— Data rows —
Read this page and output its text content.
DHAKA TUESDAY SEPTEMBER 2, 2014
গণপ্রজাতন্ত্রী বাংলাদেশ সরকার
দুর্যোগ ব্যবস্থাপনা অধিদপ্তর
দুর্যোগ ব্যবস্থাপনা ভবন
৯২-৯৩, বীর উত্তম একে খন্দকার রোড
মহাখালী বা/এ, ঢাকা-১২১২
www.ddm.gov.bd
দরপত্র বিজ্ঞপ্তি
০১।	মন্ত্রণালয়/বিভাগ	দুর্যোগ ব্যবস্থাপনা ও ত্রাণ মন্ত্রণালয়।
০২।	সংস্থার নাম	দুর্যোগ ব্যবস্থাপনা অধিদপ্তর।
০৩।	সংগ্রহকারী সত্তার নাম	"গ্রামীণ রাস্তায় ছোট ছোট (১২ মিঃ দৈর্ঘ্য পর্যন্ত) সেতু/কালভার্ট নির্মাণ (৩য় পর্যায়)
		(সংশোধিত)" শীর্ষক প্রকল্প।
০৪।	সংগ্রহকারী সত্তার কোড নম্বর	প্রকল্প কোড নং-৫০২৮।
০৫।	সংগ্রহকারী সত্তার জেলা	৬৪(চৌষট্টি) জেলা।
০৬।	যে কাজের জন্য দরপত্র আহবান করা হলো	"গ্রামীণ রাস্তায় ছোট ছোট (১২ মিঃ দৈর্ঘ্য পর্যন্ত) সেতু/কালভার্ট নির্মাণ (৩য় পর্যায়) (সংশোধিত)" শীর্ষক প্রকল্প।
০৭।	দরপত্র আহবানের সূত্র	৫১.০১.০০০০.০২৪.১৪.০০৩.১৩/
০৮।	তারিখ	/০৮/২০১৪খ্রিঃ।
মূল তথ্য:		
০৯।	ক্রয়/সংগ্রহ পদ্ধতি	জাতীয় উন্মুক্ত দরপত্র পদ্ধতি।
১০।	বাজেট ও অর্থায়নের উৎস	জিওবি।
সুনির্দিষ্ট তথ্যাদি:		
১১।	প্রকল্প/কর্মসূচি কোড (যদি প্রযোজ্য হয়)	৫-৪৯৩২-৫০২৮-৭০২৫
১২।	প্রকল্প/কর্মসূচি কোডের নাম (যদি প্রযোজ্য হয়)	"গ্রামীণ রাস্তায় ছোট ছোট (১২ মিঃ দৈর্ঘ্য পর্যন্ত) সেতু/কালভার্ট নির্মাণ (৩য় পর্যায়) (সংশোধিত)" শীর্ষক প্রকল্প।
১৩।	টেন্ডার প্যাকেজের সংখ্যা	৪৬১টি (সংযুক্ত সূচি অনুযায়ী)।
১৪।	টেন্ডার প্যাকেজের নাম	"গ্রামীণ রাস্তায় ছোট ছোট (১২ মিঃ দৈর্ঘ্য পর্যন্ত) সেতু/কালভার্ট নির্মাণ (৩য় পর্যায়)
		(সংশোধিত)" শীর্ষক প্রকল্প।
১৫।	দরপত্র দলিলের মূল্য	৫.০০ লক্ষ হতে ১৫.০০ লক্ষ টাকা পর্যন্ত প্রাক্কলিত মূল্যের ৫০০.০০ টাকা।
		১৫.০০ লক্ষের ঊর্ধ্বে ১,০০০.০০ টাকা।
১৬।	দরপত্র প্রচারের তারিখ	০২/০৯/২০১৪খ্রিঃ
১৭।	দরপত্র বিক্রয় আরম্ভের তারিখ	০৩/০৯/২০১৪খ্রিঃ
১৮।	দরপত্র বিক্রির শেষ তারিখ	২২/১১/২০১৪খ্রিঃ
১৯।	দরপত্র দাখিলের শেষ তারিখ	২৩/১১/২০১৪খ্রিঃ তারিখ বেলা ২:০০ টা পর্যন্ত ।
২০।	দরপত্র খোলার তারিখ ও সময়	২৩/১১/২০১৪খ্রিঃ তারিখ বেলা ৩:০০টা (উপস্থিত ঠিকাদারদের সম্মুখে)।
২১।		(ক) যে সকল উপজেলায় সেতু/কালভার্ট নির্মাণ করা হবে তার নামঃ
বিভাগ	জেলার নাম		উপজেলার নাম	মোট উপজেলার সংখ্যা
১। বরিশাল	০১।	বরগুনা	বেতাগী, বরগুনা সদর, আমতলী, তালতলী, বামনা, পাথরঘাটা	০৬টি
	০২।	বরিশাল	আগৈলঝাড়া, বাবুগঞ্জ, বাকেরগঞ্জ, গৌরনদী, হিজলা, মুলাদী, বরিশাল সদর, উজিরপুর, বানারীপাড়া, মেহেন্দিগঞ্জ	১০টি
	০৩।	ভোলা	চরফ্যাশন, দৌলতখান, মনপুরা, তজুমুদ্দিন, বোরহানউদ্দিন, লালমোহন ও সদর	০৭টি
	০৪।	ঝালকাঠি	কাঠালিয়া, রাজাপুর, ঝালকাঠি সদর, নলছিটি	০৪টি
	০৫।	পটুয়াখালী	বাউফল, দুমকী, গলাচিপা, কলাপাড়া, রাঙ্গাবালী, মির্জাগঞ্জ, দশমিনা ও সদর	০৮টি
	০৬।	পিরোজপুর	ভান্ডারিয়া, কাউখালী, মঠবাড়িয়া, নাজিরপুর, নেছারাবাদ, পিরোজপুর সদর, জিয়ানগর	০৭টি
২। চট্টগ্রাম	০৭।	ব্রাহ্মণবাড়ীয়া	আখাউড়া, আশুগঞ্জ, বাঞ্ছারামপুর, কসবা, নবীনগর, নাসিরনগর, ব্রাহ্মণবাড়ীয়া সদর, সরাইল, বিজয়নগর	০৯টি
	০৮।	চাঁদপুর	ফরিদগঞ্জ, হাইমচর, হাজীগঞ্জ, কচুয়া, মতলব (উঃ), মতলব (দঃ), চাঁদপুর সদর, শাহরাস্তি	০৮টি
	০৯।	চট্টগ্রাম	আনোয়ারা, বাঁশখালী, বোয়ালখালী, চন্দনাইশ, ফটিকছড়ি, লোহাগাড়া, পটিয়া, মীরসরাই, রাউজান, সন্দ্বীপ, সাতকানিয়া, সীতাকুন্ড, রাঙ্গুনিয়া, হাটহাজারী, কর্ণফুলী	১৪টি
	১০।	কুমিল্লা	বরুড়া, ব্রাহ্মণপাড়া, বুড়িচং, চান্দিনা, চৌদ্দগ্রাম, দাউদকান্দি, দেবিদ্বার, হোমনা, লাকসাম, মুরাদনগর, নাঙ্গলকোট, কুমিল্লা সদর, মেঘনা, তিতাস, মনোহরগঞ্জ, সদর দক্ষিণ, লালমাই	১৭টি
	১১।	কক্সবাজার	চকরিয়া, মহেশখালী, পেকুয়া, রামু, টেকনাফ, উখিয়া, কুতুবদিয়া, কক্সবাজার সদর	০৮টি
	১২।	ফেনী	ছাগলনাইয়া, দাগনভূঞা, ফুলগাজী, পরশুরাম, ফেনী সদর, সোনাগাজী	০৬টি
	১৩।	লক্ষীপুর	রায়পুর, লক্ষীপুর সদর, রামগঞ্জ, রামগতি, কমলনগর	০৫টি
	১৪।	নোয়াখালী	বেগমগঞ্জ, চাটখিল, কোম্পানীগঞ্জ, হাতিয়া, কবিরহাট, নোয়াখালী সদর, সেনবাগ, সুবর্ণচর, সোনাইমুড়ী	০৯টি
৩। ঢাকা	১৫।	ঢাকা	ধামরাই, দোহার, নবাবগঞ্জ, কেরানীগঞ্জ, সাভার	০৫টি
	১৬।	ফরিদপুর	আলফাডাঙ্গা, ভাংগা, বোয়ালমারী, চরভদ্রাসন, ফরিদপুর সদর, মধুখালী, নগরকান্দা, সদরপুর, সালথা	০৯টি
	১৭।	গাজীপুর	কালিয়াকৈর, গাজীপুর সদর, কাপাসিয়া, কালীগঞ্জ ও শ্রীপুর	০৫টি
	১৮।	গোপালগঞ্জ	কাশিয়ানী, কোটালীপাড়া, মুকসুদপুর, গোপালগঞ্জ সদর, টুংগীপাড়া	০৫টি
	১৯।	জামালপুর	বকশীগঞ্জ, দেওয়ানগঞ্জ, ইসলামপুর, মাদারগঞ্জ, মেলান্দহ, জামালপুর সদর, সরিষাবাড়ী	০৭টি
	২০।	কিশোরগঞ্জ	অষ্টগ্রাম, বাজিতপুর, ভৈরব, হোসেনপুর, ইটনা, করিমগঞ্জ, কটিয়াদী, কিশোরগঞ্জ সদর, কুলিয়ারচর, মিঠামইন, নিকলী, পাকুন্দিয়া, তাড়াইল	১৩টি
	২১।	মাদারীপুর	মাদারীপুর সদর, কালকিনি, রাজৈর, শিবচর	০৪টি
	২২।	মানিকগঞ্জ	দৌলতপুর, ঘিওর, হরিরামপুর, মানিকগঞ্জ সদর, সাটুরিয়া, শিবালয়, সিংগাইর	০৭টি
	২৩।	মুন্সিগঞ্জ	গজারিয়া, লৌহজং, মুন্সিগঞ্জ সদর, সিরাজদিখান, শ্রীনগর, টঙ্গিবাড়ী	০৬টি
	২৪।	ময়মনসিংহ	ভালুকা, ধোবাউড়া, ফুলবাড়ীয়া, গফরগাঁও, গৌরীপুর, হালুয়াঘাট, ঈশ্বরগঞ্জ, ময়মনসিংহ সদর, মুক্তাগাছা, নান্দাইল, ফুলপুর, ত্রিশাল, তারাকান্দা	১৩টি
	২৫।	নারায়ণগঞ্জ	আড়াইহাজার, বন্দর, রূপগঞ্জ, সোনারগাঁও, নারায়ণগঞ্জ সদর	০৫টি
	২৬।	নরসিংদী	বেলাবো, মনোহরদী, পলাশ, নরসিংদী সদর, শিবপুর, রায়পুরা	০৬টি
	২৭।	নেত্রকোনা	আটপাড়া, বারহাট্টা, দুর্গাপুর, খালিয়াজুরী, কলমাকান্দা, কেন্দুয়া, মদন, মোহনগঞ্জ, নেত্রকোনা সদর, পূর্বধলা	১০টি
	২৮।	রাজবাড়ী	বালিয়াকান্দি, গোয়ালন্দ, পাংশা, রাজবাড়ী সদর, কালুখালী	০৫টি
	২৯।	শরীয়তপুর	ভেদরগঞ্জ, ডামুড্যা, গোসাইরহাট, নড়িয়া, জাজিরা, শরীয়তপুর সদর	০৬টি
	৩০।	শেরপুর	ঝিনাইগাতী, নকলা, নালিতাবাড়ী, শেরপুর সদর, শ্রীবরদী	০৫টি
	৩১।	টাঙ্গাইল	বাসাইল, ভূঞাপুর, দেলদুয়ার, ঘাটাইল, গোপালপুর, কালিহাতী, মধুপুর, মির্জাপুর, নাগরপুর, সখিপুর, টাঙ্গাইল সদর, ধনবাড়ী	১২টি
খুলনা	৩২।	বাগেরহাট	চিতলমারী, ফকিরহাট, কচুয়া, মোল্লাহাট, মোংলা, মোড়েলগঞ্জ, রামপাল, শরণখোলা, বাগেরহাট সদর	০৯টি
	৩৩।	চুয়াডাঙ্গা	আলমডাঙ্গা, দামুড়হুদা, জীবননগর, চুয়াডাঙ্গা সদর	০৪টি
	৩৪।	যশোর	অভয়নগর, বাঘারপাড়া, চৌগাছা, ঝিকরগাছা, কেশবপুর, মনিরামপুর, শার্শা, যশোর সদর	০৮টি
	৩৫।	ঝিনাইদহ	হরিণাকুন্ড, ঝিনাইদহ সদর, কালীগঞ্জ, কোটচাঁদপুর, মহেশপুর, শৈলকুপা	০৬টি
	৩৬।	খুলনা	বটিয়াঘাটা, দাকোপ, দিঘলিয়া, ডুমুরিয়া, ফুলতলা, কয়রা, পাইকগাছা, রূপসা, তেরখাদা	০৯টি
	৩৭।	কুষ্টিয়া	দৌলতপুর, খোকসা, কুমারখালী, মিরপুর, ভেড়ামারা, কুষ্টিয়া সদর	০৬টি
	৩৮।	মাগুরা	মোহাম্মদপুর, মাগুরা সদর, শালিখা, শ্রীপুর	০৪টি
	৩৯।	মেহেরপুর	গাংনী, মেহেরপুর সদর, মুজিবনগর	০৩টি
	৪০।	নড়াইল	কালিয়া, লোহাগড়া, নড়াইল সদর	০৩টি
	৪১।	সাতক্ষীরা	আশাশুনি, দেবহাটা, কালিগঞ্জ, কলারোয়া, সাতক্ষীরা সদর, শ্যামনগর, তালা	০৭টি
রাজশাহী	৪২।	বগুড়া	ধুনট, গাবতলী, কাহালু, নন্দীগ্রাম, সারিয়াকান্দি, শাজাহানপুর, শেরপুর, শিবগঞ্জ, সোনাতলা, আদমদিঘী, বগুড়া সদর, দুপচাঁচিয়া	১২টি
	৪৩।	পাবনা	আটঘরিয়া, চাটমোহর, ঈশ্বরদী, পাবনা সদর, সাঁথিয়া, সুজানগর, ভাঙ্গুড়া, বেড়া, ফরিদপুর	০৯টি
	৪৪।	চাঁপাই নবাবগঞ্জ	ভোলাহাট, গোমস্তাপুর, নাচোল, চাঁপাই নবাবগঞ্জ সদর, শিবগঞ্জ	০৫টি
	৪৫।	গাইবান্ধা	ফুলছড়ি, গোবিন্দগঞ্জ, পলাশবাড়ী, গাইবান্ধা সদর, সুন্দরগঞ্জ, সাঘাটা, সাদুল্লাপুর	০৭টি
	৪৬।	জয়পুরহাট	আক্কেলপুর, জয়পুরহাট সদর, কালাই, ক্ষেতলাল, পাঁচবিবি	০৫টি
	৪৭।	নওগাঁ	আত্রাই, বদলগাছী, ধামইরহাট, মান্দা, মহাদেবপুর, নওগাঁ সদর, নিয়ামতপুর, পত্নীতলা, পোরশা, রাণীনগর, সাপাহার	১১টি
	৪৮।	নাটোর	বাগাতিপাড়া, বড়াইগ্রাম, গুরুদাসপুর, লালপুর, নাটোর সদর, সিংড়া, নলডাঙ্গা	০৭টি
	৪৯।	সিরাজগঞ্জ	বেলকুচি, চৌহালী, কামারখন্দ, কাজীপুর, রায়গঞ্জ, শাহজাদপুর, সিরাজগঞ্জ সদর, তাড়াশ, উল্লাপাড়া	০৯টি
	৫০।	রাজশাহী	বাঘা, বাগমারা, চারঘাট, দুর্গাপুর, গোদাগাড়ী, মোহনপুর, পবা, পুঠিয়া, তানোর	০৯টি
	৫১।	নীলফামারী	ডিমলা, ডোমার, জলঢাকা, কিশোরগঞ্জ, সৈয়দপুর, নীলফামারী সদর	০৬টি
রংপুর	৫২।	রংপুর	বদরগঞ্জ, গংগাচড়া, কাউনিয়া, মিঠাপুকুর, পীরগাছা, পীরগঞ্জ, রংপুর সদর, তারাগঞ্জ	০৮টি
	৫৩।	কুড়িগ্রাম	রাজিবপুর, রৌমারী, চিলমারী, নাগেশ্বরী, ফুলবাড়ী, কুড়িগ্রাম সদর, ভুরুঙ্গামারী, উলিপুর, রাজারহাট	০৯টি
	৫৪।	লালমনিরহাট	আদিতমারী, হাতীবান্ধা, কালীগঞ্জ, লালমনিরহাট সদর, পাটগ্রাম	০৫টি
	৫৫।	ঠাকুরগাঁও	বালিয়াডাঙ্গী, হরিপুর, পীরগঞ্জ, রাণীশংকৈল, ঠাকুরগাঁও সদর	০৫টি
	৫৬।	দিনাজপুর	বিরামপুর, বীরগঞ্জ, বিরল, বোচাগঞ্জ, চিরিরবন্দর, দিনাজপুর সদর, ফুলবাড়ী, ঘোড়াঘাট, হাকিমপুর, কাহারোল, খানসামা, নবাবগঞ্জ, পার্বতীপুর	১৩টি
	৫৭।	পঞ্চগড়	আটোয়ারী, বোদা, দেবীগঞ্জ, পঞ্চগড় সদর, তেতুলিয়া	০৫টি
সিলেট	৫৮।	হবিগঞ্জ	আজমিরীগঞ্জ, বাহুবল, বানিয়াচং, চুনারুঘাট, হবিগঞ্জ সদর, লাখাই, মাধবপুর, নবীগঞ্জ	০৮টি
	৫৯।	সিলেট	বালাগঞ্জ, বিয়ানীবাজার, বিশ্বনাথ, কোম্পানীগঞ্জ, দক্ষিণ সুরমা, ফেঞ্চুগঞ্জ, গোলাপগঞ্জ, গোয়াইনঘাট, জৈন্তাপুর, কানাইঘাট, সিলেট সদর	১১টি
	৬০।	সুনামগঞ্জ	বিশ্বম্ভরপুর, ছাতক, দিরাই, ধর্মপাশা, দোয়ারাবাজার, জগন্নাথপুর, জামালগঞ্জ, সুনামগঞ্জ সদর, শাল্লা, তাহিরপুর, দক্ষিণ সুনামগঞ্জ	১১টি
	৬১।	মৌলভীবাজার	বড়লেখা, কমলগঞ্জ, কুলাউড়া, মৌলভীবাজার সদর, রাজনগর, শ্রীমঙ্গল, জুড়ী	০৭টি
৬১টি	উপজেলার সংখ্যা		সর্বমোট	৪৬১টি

— Prompt —
Take every line from the records above that has the word "দরপত" and copy it.

— Written solution —
দরপত্র বিজ্ঞপ্তি
০৬।	যে কাজের জন্য দরপত্র আহবান করা হলো	"গ্রামীণ রাস্তায় ছোট ছোট (১২ মিঃ দৈর্ঘ্য পর্যন্ত) সেতু/কালভার্ট নির্মাণ (৩য় পর্যায়) (সংশোধিত)" শীর্ষক প্রকল্প।
০৭।	দরপত্র আহবানের সূত্র	৫১.০১.০০০০.০২৪.১৪.০০৩.১৩/
০৯।	ক্রয়/সংগ্রহ পদ্ধতি	জাতীয় উন্মুক্ত দরপত্র পদ্ধতি।
১৫।	দরপত্র দলিলের মূল্য	৫.০০ লক্ষ হতে ১৫.০০ লক্ষ টাকা পর্যন্ত প্রাক্কলিত মূল্যের ৫০০.০০ টাকা।
১৬।	দরপত্র প্রচারের তারিখ	০২/০৯/২০১৪খ্রিঃ
১৭।	দরপত্র বিক্রয় আরম্ভের তারিখ	০৩/০৯/২০১৪খ্রিঃ
১৮।	দরপত্র বিক্রির শেষ তারিখ	২২/১১/২০১৪খ্রিঃ
১৯।	দরপত্র দাখিলের শেষ তারিখ	২৩/১১/২০১৪খ্রিঃ তারিখ বেলা ২:০০ টা পর্যন্ত ।
২০।	দরপত্র খোলার তারিখ ও সময়	২৩/১১/২০১৪খ্রিঃ তারিখ বেলা ৩:০০টা (উপস্থিত ঠিকাদারদের সম্মুখে)।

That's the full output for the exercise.